------ Records for the task

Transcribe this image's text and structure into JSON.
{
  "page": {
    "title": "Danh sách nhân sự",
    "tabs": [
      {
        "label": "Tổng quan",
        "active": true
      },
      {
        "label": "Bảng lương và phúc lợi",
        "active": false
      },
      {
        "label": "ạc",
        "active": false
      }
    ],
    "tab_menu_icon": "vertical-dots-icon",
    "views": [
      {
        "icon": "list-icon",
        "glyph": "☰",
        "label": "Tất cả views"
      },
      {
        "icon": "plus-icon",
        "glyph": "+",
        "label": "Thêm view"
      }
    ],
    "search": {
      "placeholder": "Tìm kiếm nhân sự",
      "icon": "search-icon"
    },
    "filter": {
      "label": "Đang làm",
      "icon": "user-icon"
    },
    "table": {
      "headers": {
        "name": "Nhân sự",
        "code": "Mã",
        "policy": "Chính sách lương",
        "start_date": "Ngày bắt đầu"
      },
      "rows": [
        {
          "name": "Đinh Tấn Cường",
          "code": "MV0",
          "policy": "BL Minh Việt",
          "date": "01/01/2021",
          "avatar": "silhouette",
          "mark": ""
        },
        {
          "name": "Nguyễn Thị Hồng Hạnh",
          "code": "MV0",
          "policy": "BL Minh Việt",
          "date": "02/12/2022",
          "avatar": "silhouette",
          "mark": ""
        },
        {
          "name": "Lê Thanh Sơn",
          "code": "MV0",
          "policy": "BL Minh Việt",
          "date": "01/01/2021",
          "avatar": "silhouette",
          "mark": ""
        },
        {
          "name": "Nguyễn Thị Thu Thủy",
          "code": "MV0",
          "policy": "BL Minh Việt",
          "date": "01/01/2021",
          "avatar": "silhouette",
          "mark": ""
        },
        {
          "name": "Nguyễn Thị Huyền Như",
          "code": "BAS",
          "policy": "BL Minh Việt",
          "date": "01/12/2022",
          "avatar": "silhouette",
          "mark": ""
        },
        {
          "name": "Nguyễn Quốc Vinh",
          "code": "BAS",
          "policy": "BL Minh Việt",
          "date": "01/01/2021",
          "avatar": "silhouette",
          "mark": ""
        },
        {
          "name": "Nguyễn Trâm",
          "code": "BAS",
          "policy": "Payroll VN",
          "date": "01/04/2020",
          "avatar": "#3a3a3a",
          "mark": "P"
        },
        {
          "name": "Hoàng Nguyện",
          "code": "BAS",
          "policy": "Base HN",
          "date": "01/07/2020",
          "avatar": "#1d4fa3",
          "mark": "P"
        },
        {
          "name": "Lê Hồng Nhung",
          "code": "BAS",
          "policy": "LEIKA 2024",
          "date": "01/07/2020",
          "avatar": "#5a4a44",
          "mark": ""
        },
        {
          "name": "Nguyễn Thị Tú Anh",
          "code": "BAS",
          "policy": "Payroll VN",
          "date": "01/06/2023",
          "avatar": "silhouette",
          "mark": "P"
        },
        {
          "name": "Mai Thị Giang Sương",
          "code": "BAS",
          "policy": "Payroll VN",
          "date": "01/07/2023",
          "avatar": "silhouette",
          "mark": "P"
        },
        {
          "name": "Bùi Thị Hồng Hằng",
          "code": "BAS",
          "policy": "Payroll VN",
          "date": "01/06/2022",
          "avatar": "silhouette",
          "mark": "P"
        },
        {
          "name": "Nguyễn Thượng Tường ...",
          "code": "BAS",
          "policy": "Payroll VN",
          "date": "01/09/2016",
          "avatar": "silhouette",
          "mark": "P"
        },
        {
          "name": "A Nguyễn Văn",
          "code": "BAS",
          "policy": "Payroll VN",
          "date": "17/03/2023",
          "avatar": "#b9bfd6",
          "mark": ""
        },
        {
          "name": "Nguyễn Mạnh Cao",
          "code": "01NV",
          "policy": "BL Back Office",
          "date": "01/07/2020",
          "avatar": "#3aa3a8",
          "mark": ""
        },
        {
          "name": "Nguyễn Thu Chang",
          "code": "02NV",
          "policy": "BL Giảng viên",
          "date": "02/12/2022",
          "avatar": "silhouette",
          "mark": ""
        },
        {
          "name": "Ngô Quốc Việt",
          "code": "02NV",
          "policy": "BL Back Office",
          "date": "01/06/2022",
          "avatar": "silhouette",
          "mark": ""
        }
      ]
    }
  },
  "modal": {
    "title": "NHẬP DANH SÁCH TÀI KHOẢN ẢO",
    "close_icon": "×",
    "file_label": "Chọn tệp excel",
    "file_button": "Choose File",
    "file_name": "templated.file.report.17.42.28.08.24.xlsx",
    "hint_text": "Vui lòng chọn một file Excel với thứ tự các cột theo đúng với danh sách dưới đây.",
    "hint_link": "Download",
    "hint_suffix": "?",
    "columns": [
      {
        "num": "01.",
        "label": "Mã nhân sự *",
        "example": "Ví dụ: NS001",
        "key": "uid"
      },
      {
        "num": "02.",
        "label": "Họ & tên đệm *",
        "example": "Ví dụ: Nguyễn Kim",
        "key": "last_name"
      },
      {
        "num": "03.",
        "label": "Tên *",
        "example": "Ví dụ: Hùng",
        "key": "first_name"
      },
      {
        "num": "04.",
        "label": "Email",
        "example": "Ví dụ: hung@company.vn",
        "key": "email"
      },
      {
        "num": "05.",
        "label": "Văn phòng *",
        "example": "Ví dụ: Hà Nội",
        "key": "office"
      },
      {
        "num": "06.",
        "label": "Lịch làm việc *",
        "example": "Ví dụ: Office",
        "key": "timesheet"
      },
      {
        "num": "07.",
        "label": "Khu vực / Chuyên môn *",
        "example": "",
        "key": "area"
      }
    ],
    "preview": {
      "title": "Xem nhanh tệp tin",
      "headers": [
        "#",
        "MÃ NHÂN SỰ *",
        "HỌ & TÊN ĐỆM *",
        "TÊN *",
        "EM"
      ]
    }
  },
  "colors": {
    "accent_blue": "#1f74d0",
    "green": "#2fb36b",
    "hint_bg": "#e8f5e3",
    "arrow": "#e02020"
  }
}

------------

◆ Set task ◆
Reproduce each record exactly, leaving nothing out.

◆ Solution to this task ◆
Transcribe this image's text and structure into JSON.
{
  "page": {
    "title": "Danh sách nhân sự",
    "tabs": [
      {
        "label": "Tổng quan",
        "active": true
      },
      {
        "label": "Bảng lương và phúc lợi",
        "active": false
      },
      {
        "label": "ạc",
        "active": false
      }
    ],
    "tab_menu_icon": "vertical-dots-icon",
    "views": [
      {
        "icon": "list-icon",
        "glyph": "☰",
        "label": "Tất cả views"
      },
      {
        "icon": "plus-icon",
        "glyph": "+",
        "label": "Thêm view"
      }
    ],
    "search": {
      "placeholder": "Tìm kiếm nhân sự",
      "icon": "search-icon"
    },
    "filter": {
      "label": "Đang làm",
      "icon": "user-icon"
    },
    "table": {
      "headers": {
        "name": "Nhân sự",
        "code": "Mã",
        "policy": "Chính sách lương",
        "start_date": "Ngày bắt đầu"
      },
      "rows": [
        {
          "name": "Đinh Tấn Cường",
          "code": "MV0",
          "policy": "BL Minh Việt",
          "date": "01/01/2021",
          "avatar": "silhouette",
          "mark": ""
        },
        {
          "name": "Nguyễn Thị Hồng Hạnh",
          "code": "MV0",
          "policy": "BL Minh Việt",
          "date": "02/12/2022",
          "avatar": "silhouette",
          "mark": ""
        },
        {
          "name": "Lê Thanh Sơn",
          "code": "MV0",
          "policy": "BL Minh Việt",
          "date": "01/01/2021",
          "avatar": "silhouette",
          "mark": ""
        },
        {
          "name": "Nguyễn Thị Thu Thủy",
          "code": "MV0",
          "policy": "BL Minh Việt",
          "date": "01/01/2021",
          "avatar": "silhouette",
          "mark": ""
        },
        {
          "name": "Nguyễn Thị Huyền Như",
          "code": "BAS",
          "policy": "BL Minh Việt",
          "date": "01/12/2022",
          "avatar": "silhouette",
          "mark": ""
        },
        {
          "name": "Nguyễn Quốc Vinh",
          "code": "BAS",
          "policy": "BL Minh Việt",
          "date": "01/01/2021",
          "avatar": "silhouette",
          "mark": ""
        },
        {
          "name": "Nguyễn Trâm",
          "code": "BAS",
          "policy": "Payroll VN",
          "date": "01/04/2020",
          "avatar": "#3a3a3a",
          "mark": "P"
        },
        {
          "name": "Hoàng Nguyện",
          "code": "BAS",
          "policy": "Base HN",
          "date": "01/07/2020",
          "avatar": "#1d4fa3",
          "mark": "P"
        },
        {
          "name": "Lê Hồng Nhung",
          "code": "BAS",
          "policy": "LEIKA 2024",
          "date": "01/07/2020",
          "avatar": "#5a4a44",
          "mark": ""
        },
        {
          "name": "Nguyễn Thị Tú Anh",
          "code": "BAS",
          "policy": "Payroll VN",
          "date": "01/06/2023",
          "avatar": "silhouette",
          "mark": "P"
        },
        {
          "name": "Mai Thị Giang Sương",
          "code": "BAS",
          "policy": "Payroll VN",
          "date": "01/07/2023",
          "avatar": "silhouette",
          "mark": "P"
        },
        {
          "name": "Bùi Thị Hồng Hằng",
          "code": "BAS",
          "policy": "Payroll VN",
          "date": "01/06/2022",
          "avatar": "silhouette",
          "mark": "P"
        },
        {
          "name": "Nguyễn Thượng Tường ...",
          "code": "BAS",
          "policy": "Payroll VN",
          "date": "01/09/2016",
          "avatar": "silhouette",
          "mark": "P"
        },
        {
          "name": "A Nguyễn Văn",
          "code": "BAS",
          "policy": "Payroll VN",
          "date": "17/03/2023",
          "avatar": "#b9bfd6",
          "mark": ""
        },
        {
          "name": "Nguyễn Mạnh Cao",
          "code": "01NV",
          "policy": "BL Back Office",
          "date": "01/07/2020",
          "avatar": "#3aa3a8",
          "mark": ""
        },
        {
          "name": "Nguyễn Thu Chang",
          "code": "02NV",
          "policy": "BL Giảng viên",
          "date": "02/12/2022",
          "avatar": "silhouette",
          "mark": ""
        },
        {
          "name": "Ngô Quốc Việt",
          "code": "02NV",
          "policy": "BL Back Office",
          "date": "01/06/2022",
          "avatar": "silhouette",
          "mark": ""
        }
      ]
    }
  },
  "modal": {
    "title": "NHẬP DANH SÁCH TÀI KHOẢN ẢO",
    "close_icon": "×",
    "file_label": "Chọn tệp excel",
    "file_button": "Choose File",
    "file_name": "templated.file.report.17.42.28.08.24.xlsx",
    "hint_text": "Vui lòng chọn một file Excel với thứ tự các cột theo đúng với danh sách dưới đây.",
    "hint_link": "Download",
    "hint_suffix": "?",
    "columns": [
      {
        "num": "01.",
        "label": "Mã nhân sự *",
        "example": "Ví dụ: NS001",
        "key": "uid"
      },
      {
        "num": "02.",
        "label": "Họ & tên đệm *",
        "example": "Ví dụ: Nguyễn Kim",
        "key": "last_name"
      },
      {
        "num": "03.",
        "label": "Tên *",
        "example": "Ví dụ: Hùng",
        "key": "first_name"
      },
      {
        "num": "04.",
        "label": "Email",
        "example": "Ví dụ: hung@company.vn",
        "key": "email"
      },
      {
        "num": "05.",
        "label": "Văn phòng *",
        "example": "Ví dụ: Hà Nội",
        "key": "office"
      },
      {
        "num": "06.",
        "label": "Lịch làm việc *",
        "example": "Ví dụ: Office",
        "key": "timesheet"
      },
      {
        "num": "07.",
        "label": "Khu vực / Chuyên môn *",
        "example": "",
        "key": "area"
      }
    ],
    "preview": {
      "title": "Xem nhanh tệp tin",
      "headers": [
        "#",
        "MÃ NHÂN SỰ *",
        "HỌ & TÊN ĐỆM *",
        "TÊN *",
        "EM"
      ]
    }
  },
  "colors": {
    "accent_blue": "#1f74d0",
    "green": "#2fb36b",
    "hint_bg": "#e8f5e3",
    "arrow": "#e02020"
  }
}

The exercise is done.